Nothing should be left out: output all of the entries exactly.

....................

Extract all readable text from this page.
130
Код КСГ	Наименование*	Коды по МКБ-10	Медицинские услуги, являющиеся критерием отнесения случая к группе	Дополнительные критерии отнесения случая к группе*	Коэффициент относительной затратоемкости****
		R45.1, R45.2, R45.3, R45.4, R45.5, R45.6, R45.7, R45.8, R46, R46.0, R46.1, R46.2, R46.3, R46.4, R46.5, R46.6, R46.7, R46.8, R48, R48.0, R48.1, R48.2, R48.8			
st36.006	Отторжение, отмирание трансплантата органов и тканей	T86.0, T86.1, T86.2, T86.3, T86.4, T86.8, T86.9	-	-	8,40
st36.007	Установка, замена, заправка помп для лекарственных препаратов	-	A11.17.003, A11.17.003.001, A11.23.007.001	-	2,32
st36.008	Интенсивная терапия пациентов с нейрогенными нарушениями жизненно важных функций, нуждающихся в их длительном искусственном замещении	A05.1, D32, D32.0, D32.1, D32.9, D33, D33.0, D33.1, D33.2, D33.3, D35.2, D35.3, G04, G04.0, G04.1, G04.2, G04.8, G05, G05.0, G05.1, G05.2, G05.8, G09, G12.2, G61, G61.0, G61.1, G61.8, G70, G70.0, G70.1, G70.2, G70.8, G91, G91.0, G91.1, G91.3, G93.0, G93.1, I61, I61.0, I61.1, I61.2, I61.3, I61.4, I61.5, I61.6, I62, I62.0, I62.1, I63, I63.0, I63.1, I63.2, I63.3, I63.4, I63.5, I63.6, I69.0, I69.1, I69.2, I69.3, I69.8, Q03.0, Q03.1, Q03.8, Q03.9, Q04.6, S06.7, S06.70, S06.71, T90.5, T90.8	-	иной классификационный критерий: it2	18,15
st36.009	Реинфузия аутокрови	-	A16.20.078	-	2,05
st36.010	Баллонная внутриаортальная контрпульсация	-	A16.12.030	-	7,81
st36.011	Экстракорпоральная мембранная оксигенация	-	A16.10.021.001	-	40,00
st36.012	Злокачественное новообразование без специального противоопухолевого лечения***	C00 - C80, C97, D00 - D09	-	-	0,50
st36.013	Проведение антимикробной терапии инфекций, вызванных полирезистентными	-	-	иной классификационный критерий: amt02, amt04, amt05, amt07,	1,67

....................

## SOLUTION
Extract all readable text from this page.
130
Код КСГ	Наименование*	Коды по МКБ-10	Медицинские услуги, являющиеся критерием отнесения случая к группе	Дополнительные критерии отнесения случая к группе*	Коэффициент относительной затратоемкости****
		R45.1, R45.2, R45.3, R45.4, R45.5, R45.6, R45.7, R45.8, R46, R46.0, R46.1, R46.2, R46.3, R46.4, R46.5, R46.6, R46.7, R46.8, R48, R48.0, R48.1, R48.2, R48.8			
st36.006	Отторжение, отмирание трансплантата органов и тканей	T86.0, T86.1, T86.2, T86.3, T86.4, T86.8, T86.9	-	-	8,40
st36.007	Установка, замена, заправка помп для лекарственных препаратов	-	A11.17.003, A11.17.003.001, A11.23.007.001	-	2,32
st36.008	Интенсивная терапия пациентов с нейрогенными нарушениями жизненно важных функций, нуждающихся в их длительном искусственном замещении	A05.1, D32, D32.0, D32.1, D32.9, D33, D33.0, D33.1, D33.2, D33.3, D35.2, D35.3, G04, G04.0, G04.1, G04.2, G04.8, G05, G05.0, G05.1, G05.2, G05.8, G09, G12.2, G61, G61.0, G61.1, G61.8, G70, G70.0, G70.1, G70.2, G70.8, G91, G91.0, G91.1, G91.3, G93.0, G93.1, I61, I61.0, I61.1, I61.2, I61.3, I61.4, I61.5, I61.6, I62, I62.0, I62.1, I63, I63.0, I63.1, I63.2, I63.3, I63.4, I63.5, I63.6, I69.0, I69.1, I69.2, I69.3, I69.8, Q03.0, Q03.1, Q03.8, Q03.9, Q04.6, S06.7, S06.70, S06.71, T90.5, T90.8	-	иной классификационный критерий: it2	18,15
st36.009	Реинфузия аутокрови	-	A16.20.078	-	2,05
st36.010	Баллонная внутриаортальная контрпульсация	-	A16.12.030	-	7,81
st36.011	Экстракорпоральная мембранная оксигенация	-	A16.10.021.001	-	40,00
st36.012	Злокачественное новообразование без специального противоопухолевого лечения***	C00 - C80, C97, D00 - D09	-	-	0,50
st36.013	Проведение антимикробной терапии инфекций, вызванных полирезистентными	-	-	иной классификационный критерий: amt02, amt04, amt05, amt07,	1,67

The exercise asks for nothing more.